# WORK REQUIRED
Copy every line in which the string "emit" occurs.

* start DATA FOR THIS TASK *

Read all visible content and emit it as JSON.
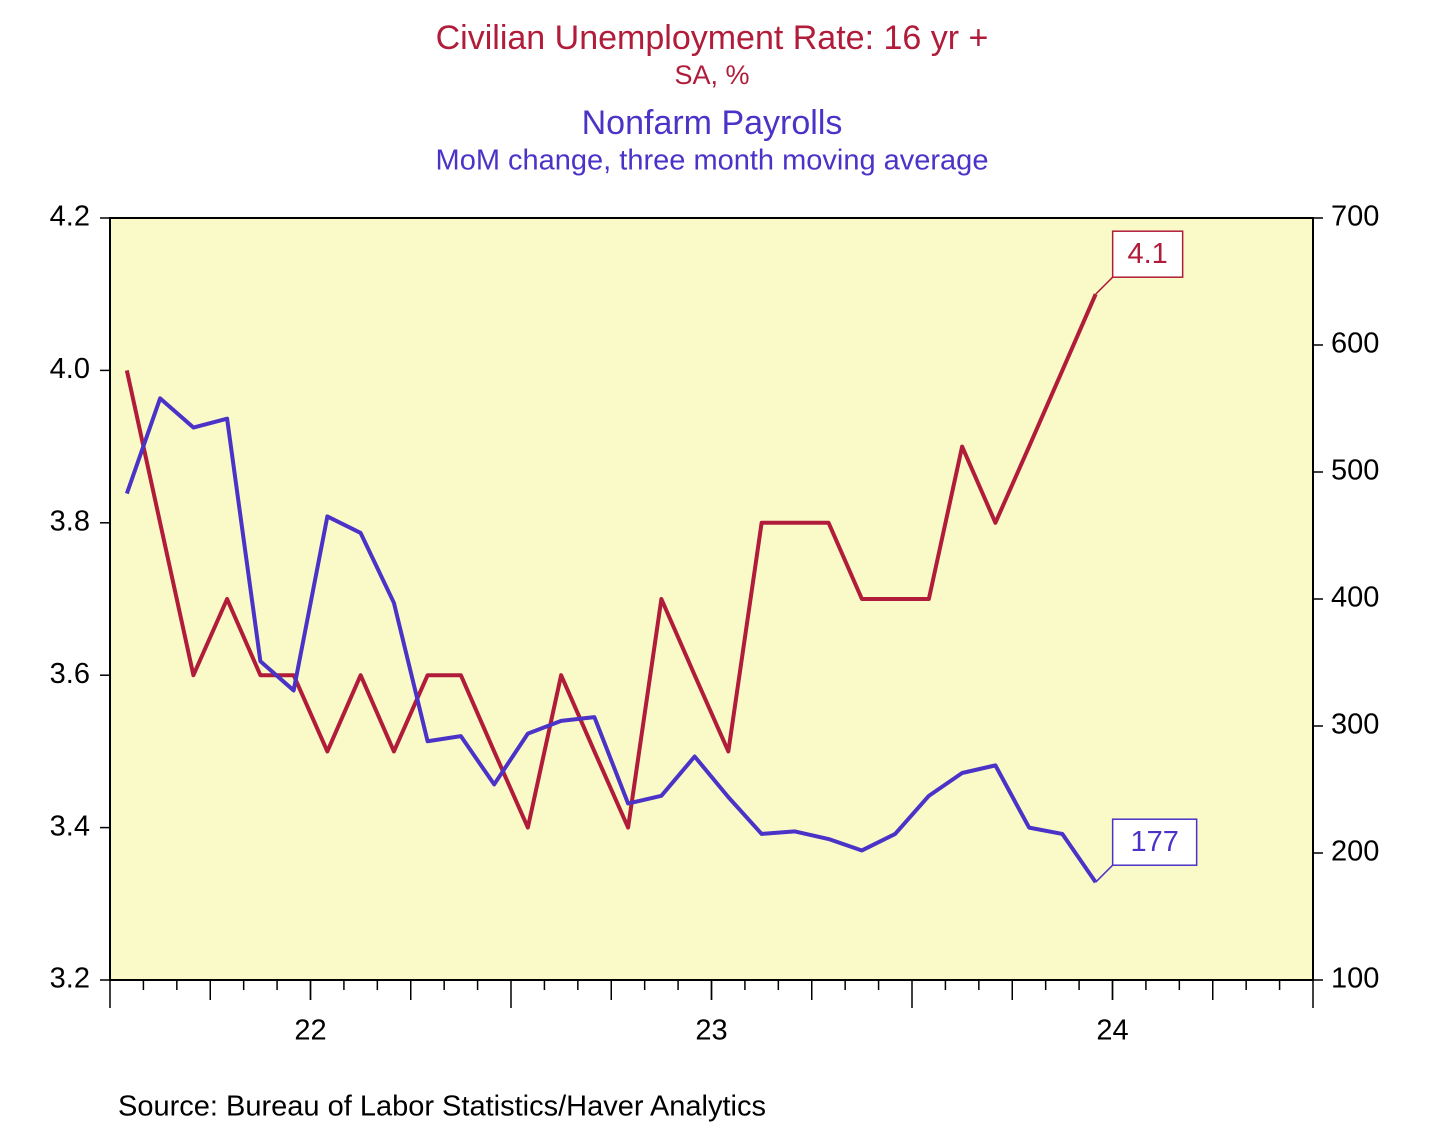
{
  "chart_data": {
    "type": "line",
    "source": "Source:  Bureau of Labor Statistics/Haver Analytics",
    "x": [
      2022.042,
      2022.125,
      2022.208,
      2022.292,
      2022.375,
      2022.458,
      2022.542,
      2022.625,
      2022.708,
      2022.792,
      2022.875,
      2022.958,
      2023.042,
      2023.125,
      2023.208,
      2023.292,
      2023.375,
      2023.458,
      2023.542,
      2023.625,
      2023.708,
      2023.792,
      2023.875,
      2023.958,
      2024.042,
      2024.125,
      2024.208,
      2024.292,
      2024.375,
      2024.458
    ],
    "xlim": [
      2022,
      2025
    ],
    "xticks": [
      {
        "value": 2022.5,
        "label": "22"
      },
      {
        "value": 2023.5,
        "label": "23"
      },
      {
        "value": 2024.5,
        "label": "24"
      }
    ],
    "ylim": [
      3.2,
      4.2
    ],
    "yticks": [
      {
        "value": 3.2,
        "label": "3.2"
      },
      {
        "value": 3.4,
        "label": "3.4"
      },
      {
        "value": 3.6,
        "label": "3.6"
      },
      {
        "value": 3.8,
        "label": "3.8"
      },
      {
        "value": 4,
        "label": "4.0"
      },
      {
        "value": 4.2,
        "label": "4.2"
      }
    ],
    "y2lim": [
      100,
      700
    ],
    "y2ticks": [
      100,
      200,
      300,
      400,
      500,
      600,
      700
    ],
    "background": "#fafac8",
    "label_last": true,
    "series": [
      {
        "name": "Civilian Unemployment Rate: 16 yr +",
        "units": "SA, %",
        "color": "#b01c3a",
        "axis": "y",
        "values": [
          4.0,
          3.8,
          3.6,
          3.7,
          3.6,
          3.6,
          3.5,
          3.6,
          3.5,
          3.6,
          3.6,
          3.5,
          3.4,
          3.6,
          3.5,
          3.4,
          3.7,
          3.6,
          3.5,
          3.8,
          3.8,
          3.8,
          3.7,
          3.7,
          3.7,
          3.9,
          3.8,
          3.9,
          4.0,
          4.1
        ]
      },
      {
        "name": "Nonfarm Payrolls",
        "units": "MoM change, three month moving average",
        "color": "#4b33c8",
        "axis": "y2",
        "values": [
          483,
          558,
          535,
          542,
          351,
          328,
          465,
          452,
          397,
          288,
          292,
          254,
          294,
          304,
          307,
          239,
          245,
          276,
          244,
          215,
          217,
          211,
          202,
          215,
          245,
          263,
          269,
          220,
          215,
          177
        ]
      }
    ]
  }
}
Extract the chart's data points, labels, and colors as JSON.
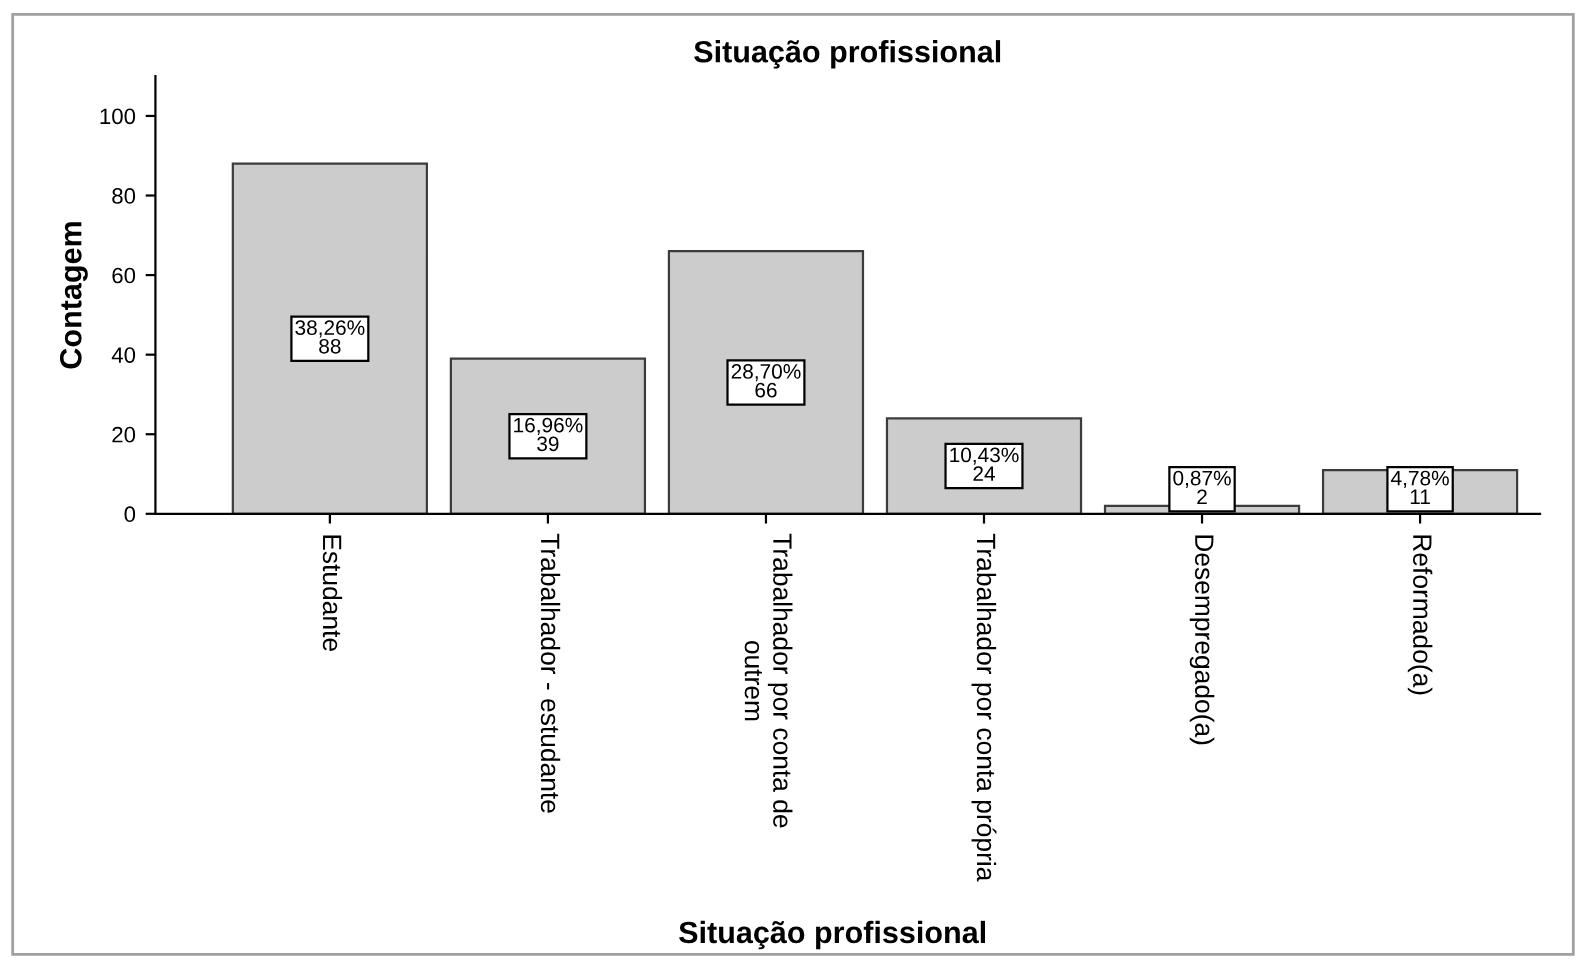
{
  "chart_data": {
    "type": "bar",
    "title": "Situação profissional",
    "xlabel": "Situação profissional",
    "ylabel": "Contagem",
    "categories": [
      "Estudante",
      "Trabalhador - estudante",
      "Trabalhador por conta de\noutrem",
      "Trabalhador por conta própria",
      "Desempregado(a)",
      "Reformado(a)"
    ],
    "values": [
      88,
      39,
      66,
      24,
      2,
      11
    ],
    "value_labels": [
      "38,26%\n88",
      "16,96%\n39",
      "28,70%\n66",
      "10,43%\n24",
      "0,87%\n2",
      "4,78%\n11"
    ],
    "color": "#cccccc",
    "ylim": [
      0,
      110
    ],
    "yticks": [
      0,
      20,
      40,
      60,
      80,
      100
    ],
    "grid": false,
    "legend": false
  }
}
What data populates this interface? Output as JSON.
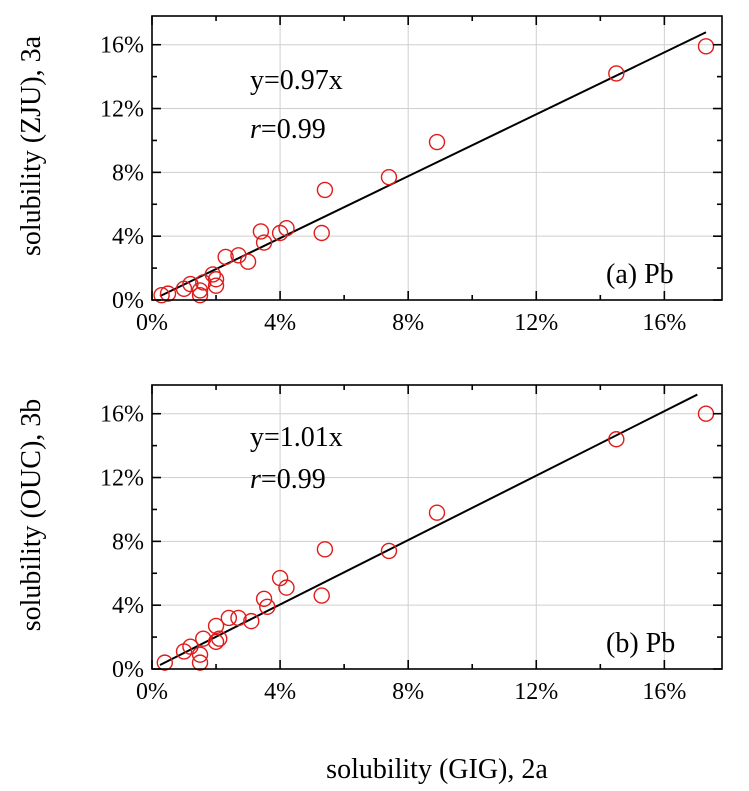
{
  "chart_data": [
    {
      "type": "scatter",
      "panel_label": "(a) Pb",
      "ylabel": "solubility (ZJU), 3a",
      "xlabel": "",
      "xlim": [
        0,
        17.8
      ],
      "ylim": [
        0,
        17.8
      ],
      "x_ticks": [
        "0%",
        "4%",
        "8%",
        "12%",
        "16%"
      ],
      "y_ticks": [
        "0%",
        "4%",
        "8%",
        "12%",
        "16%"
      ],
      "grid": true,
      "fit": {
        "equation": "y=0.97x",
        "r_symbol": "r",
        "r_value": "=0.99",
        "slope": 0.97
      },
      "series": [
        {
          "color": "#e01b1b",
          "marker": "open-circle",
          "points": [
            [
              0.3,
              0.3
            ],
            [
              0.5,
              0.4
            ],
            [
              1.0,
              0.7
            ],
            [
              1.2,
              1.0
            ],
            [
              1.5,
              0.6
            ],
            [
              1.5,
              0.3
            ],
            [
              1.6,
              1.1
            ],
            [
              1.9,
              1.6
            ],
            [
              2.0,
              1.3
            ],
            [
              2.0,
              0.9
            ],
            [
              2.3,
              2.7
            ],
            [
              2.7,
              2.8
            ],
            [
              3.0,
              2.4
            ],
            [
              3.4,
              4.3
            ],
            [
              3.5,
              3.6
            ],
            [
              4.0,
              4.2
            ],
            [
              4.2,
              4.5
            ],
            [
              5.3,
              4.2
            ],
            [
              5.4,
              6.9
            ],
            [
              7.4,
              7.7
            ],
            [
              8.9,
              9.9
            ],
            [
              14.5,
              14.2
            ],
            [
              17.3,
              15.9
            ]
          ]
        }
      ]
    },
    {
      "type": "scatter",
      "panel_label": "(b) Pb",
      "ylabel": "solubility (OUC), 3b",
      "xlabel": "solubility (GIG), 2a",
      "xlim": [
        0,
        17.8
      ],
      "ylim": [
        0,
        17.8
      ],
      "x_ticks": [
        "0%",
        "4%",
        "8%",
        "12%",
        "16%"
      ],
      "y_ticks": [
        "0%",
        "4%",
        "8%",
        "12%",
        "16%"
      ],
      "grid": true,
      "fit": {
        "equation": "y=1.01x",
        "r_symbol": "r",
        "r_value": "=0.99",
        "slope": 1.01
      },
      "series": [
        {
          "color": "#e01b1b",
          "marker": "open-circle",
          "points": [
            [
              0.4,
              0.4
            ],
            [
              1.0,
              1.1
            ],
            [
              1.2,
              1.4
            ],
            [
              1.5,
              0.9
            ],
            [
              1.5,
              0.4
            ],
            [
              1.6,
              1.9
            ],
            [
              2.0,
              2.7
            ],
            [
              2.0,
              1.7
            ],
            [
              2.1,
              1.9
            ],
            [
              2.4,
              3.2
            ],
            [
              2.7,
              3.2
            ],
            [
              3.1,
              3.0
            ],
            [
              3.5,
              4.4
            ],
            [
              3.6,
              3.9
            ],
            [
              4.0,
              5.7
            ],
            [
              4.2,
              5.1
            ],
            [
              5.3,
              4.6
            ],
            [
              5.4,
              7.5
            ],
            [
              7.4,
              7.4
            ],
            [
              8.9,
              9.8
            ],
            [
              14.5,
              14.4
            ],
            [
              17.3,
              16.0
            ]
          ]
        }
      ]
    }
  ]
}
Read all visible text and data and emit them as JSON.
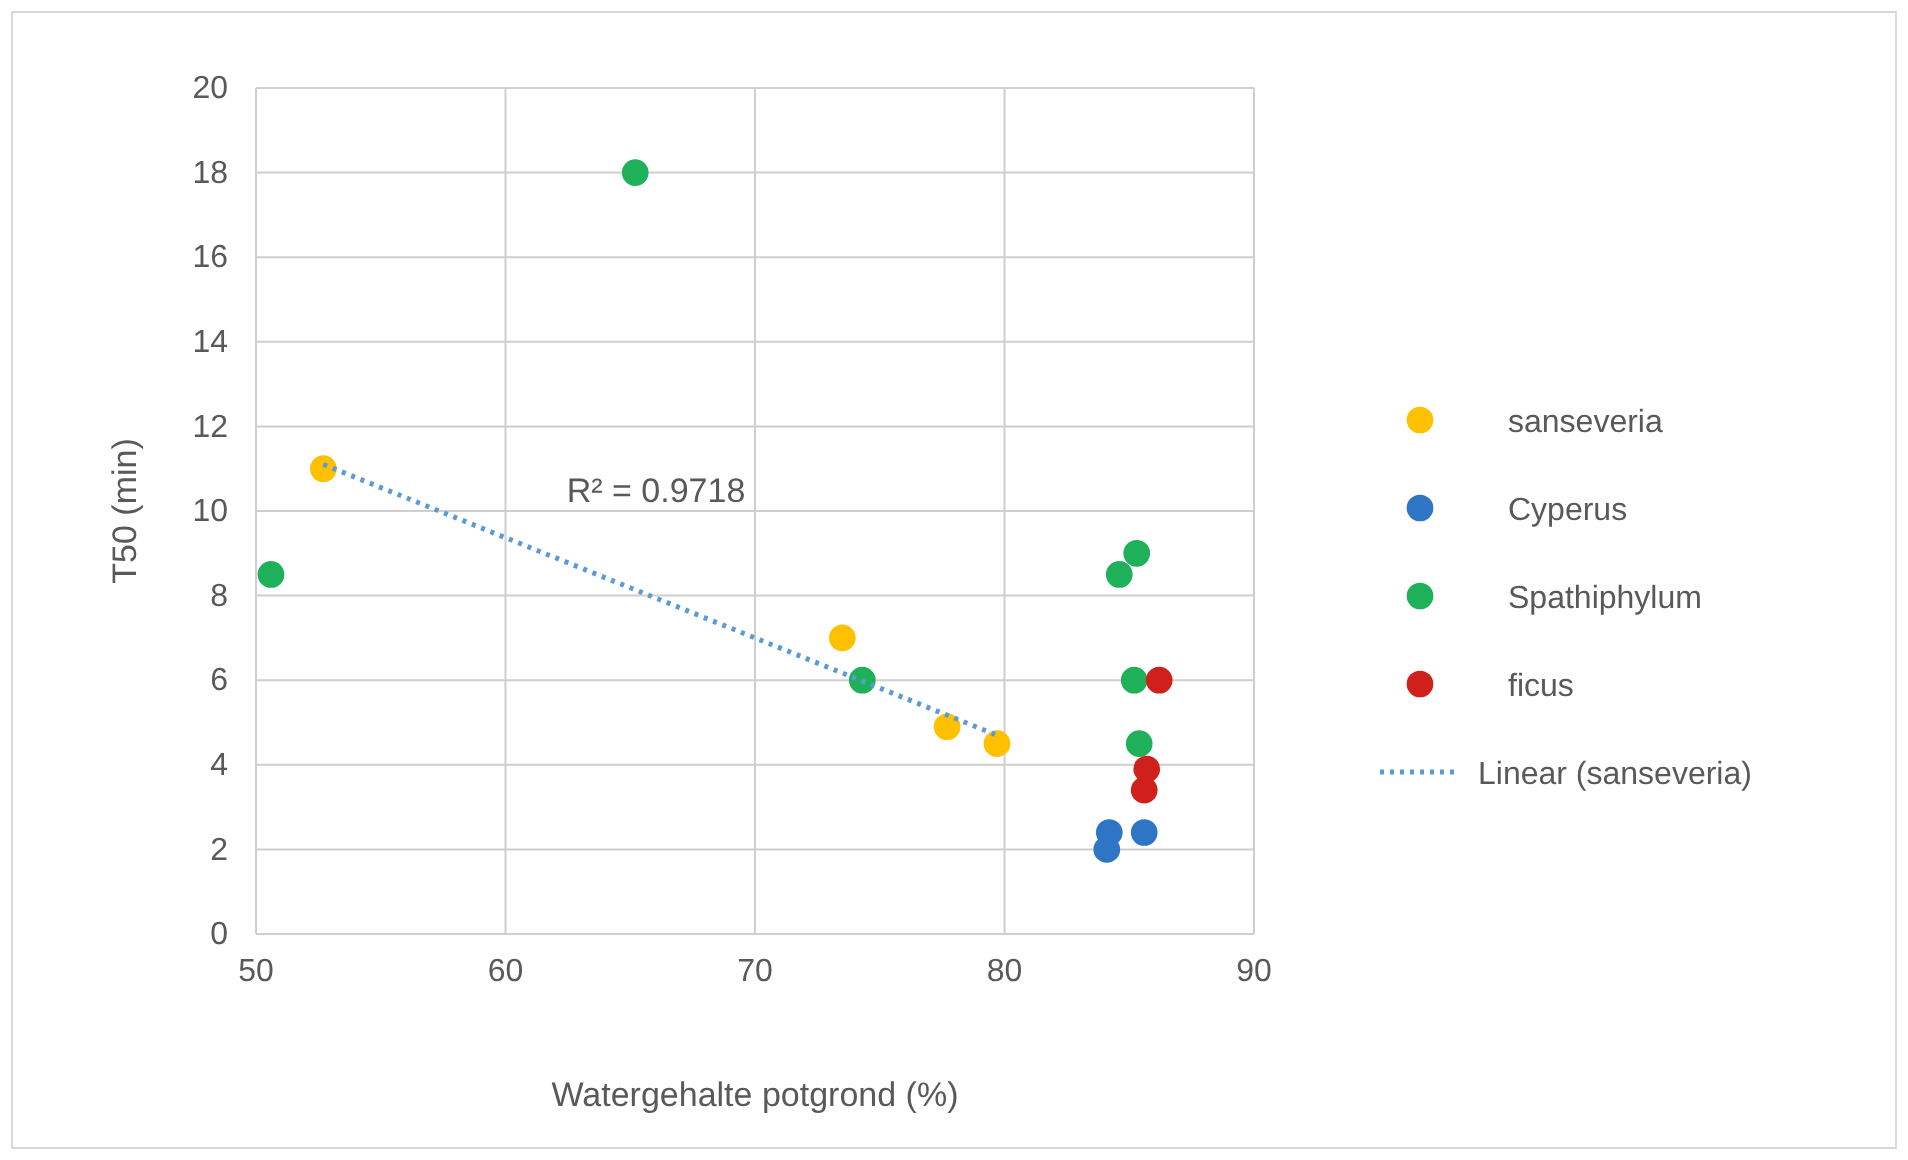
{
  "chart_data": {
    "type": "scatter",
    "xlabel": "Watergehalte potgrond (%)",
    "ylabel": "T50 (min)",
    "xlim": [
      50,
      90
    ],
    "xticks": [
      50,
      60,
      70,
      80,
      90
    ],
    "ylim": [
      0,
      20
    ],
    "yticks": [
      0,
      2,
      4,
      6,
      8,
      10,
      12,
      14,
      16,
      18,
      20
    ],
    "grid": true,
    "legend": "right",
    "marker": "circle",
    "series": [
      {
        "name": "sanseveria",
        "color": "#ffc000",
        "x": [
          52.7,
          73.5,
          77.7,
          79.7
        ],
        "values": [
          11.0,
          7.0,
          4.9,
          4.5
        ]
      },
      {
        "name": "Cyperus",
        "color": "#2e75c6",
        "x": [
          84.2,
          84.1,
          85.6
        ],
        "values": [
          2.4,
          2.0,
          2.4
        ]
      },
      {
        "name": "Spathiphylum",
        "color": "#1fb15a",
        "x": [
          50.6,
          65.2,
          74.3,
          84.6,
          85.3,
          85.2,
          85.4
        ],
        "values": [
          8.5,
          18.0,
          6.0,
          8.5,
          9.0,
          6.0,
          4.5
        ]
      },
      {
        "name": "ficus",
        "color": "#d0201c",
        "x": [
          86.2,
          85.7,
          85.6
        ],
        "values": [
          6.0,
          3.9,
          3.4
        ]
      },
      {
        "name": "Linear (sanseveria)",
        "type": "line",
        "color": "#5b9bd5",
        "line_style": "dotted",
        "marker": "none",
        "x": [
          52.7,
          79.7
        ],
        "values": [
          11.1,
          4.7
        ]
      }
    ],
    "annotations": [
      "R² = 0.9718"
    ]
  }
}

* end DATA FOR THIS TASK *

# WRITTEN RESPONSE
Read all visible content and emit it as JSON.
Read all visible text and data and emit them as JSON.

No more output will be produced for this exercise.